_SET PROBLEM_
Reproduce the listing exactly, with no pictures in your copy.

_INPUT_
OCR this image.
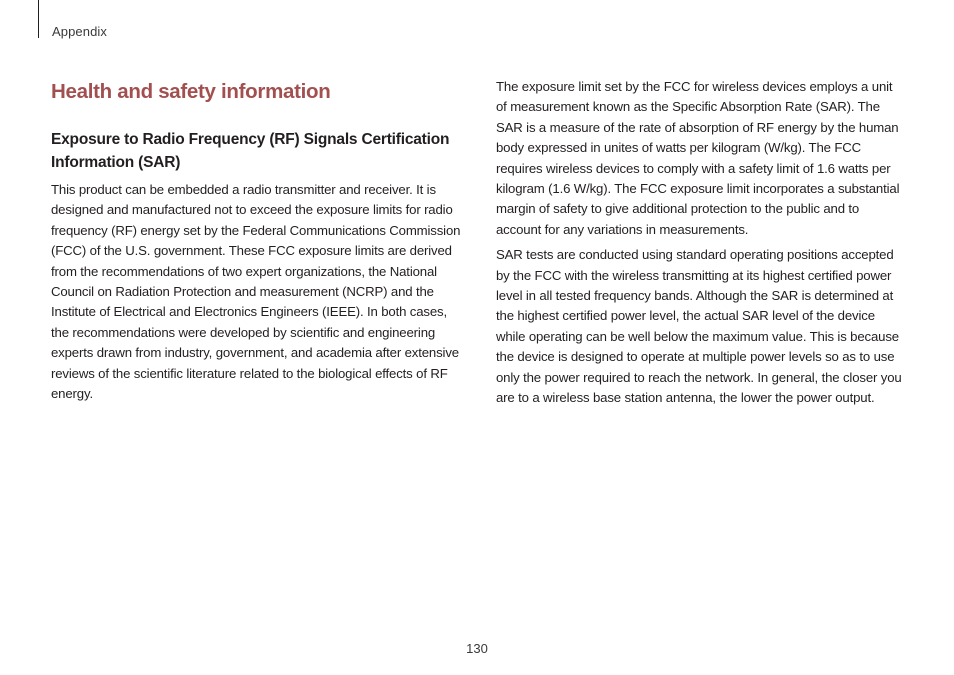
Appendix
Health and safety information
Exposure to Radio Frequency (RF) Signals Certification Information (SAR)

This product can be embedded a radio transmitter and receiver. It is designed and manufactured not to exceed the exposure limits for radio frequency (RF) energy set by the Federal Communications Commission (FCC) of the U.S. government. These FCC exposure limits are derived from the recommendations of two expert organizations, the National Council on Radiation Protection and measurement (NCRP) and the Institute of Electrical and Electronics Engineers (IEEE). In both cases, the recommendations were developed by scientific and engineering experts drawn from industry, government, and academia after extensive reviews of the scientific literature related to the biological effects of RF energy.

The exposure limit set by the FCC for wireless devices employs a unit of measurement known as the Specific Absorption Rate (SAR). The SAR is a measure of the rate of absorption of RF energy by the human body expressed in unites of watts per kilogram (W/kg). The FCC requires wireless devices to comply with a safety limit of 1.6 watts per kilogram (1.6 W/kg). The FCC exposure limit incorporates a substantial margin of safety to give additional protection to the public and to account for any variations in measurements.

SAR tests are conducted using standard operating positions accepted by the FCC with the wireless transmitting at its highest certified power level in all tested frequency bands. Although the SAR is determined at the highest certified power level, the actual SAR level of the device while operating can be well below the maximum value. This is because the device is designed to operate at multiple power levels so as to use only the power required to reach the network. In general, the closer you are to a wireless base station antenna, the lower the power output.

130
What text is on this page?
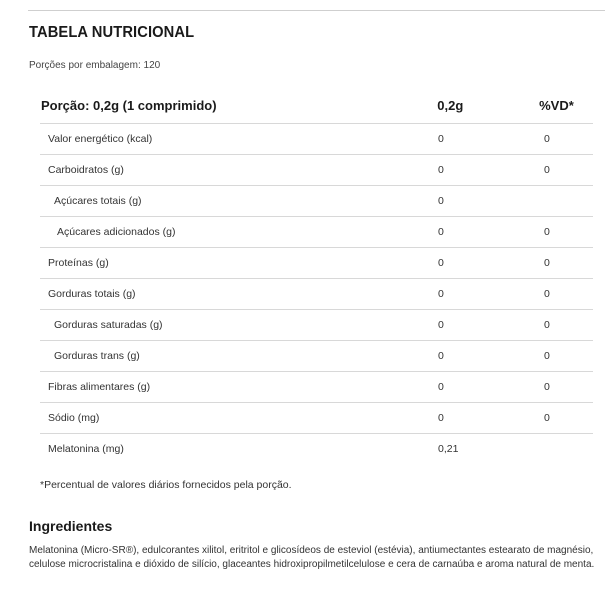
TABELA NUTRICIONAL
Porções por embalagem: 120
Porção: 0,2g (1 comprimido)	0,2g	%VD*
Valor energético (kcal)	0	0
Carboidratos (g)	0	0
Açúcares totais (g)	0
Açúcares adicionados (g)	0	0
Proteínas (g)	0	0
Gorduras totais (g)	0	0
Gorduras saturadas (g)	0	0
Gorduras trans (g)	0	0
Fibras alimentares (g)	0	0
Sódio (mg)	0	0
Melatonina (mg)	0,21
*Percentual de valores diários fornecidos pela porção.
Ingredientes
Melatonina (Micro-SR®), edulcorantes xilitol, eritritol e glicosídeos de esteviol (estévia), antiumectantes estearato de magnésio, celulose microcristalina e dióxido de silício, glaceantes hidroxipropilmetilcelulose e cera de carnaúba e aroma natural de menta.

_FINISHED EXERCISE_
OCR this image.
Appendix
Health and safety information
Exposure to Radio Frequency (RF) Signals Certification Information (SAR)

This product can be embedded a radio transmitter and receiver. It is designed and manufactured not to exceed the exposure limits for radio frequency (RF) energy set by the Federal Communications Commission (FCC) of the U.S. government. These FCC exposure limits are derived from the recommendations of two expert organizations, the National Council on Radiation Protection and measurement (NCRP) and the Institute of Electrical and Electronics Engineers (IEEE). In both cases, the recommendations were developed by scientific and engineering experts drawn from industry, government, and academia after extensive reviews of the scientific literature related to the biological effects of RF energy.

The exposure limit set by the FCC for wireless devices employs a unit of measurement known as the Specific Absorption Rate (SAR). The SAR is a measure of the rate of absorption of RF energy by the human body expressed in unites of watts per kilogram (W/kg). The FCC requires wireless devices to comply with a safety limit of 1.6 watts per kilogram (1.6 W/kg). The FCC exposure limit incorporates a substantial margin of safety to give additional protection to the public and to account for any variations in measurements.

SAR tests are conducted using standard operating positions accepted by the FCC with the wireless transmitting at its highest certified power level in all tested frequency bands. Although the SAR is determined at the highest certified power level, the actual SAR level of the device while operating can be well below the maximum value. This is because the device is designed to operate at multiple power levels so as to use only the power required to reach the network. In general, the closer you are to a wireless base station antenna, the lower the power output.

130
What text is on this page?
TABELA NUTRICIONAL
Porções por embalagem: 120
Porção: 0,2g (1 comprimido)	0,2g	%VD*
Valor energético (kcal)	0	0
Carboidratos (g)	0	0
Açúcares totais (g)	0
Açúcares adicionados (g)	0	0
Proteínas (g)	0	0
Gorduras totais (g)	0	0
Gorduras saturadas (g)	0	0
Gorduras trans (g)	0	0
Fibras alimentares (g)	0	0
Sódio (mg)	0	0
Melatonina (mg)	0,21
*Percentual de valores diários fornecidos pela porção.
Ingredientes
Melatonina (Micro-SR®), edulcorantes xilitol, eritritol e glicosídeos de esteviol (estévia), antiumectantes estearato de magnésio, celulose microcristalina e dióxido de silício, glaceantes hidroxipropilmetilcelulose e cera de carnaúba e aroma natural de menta.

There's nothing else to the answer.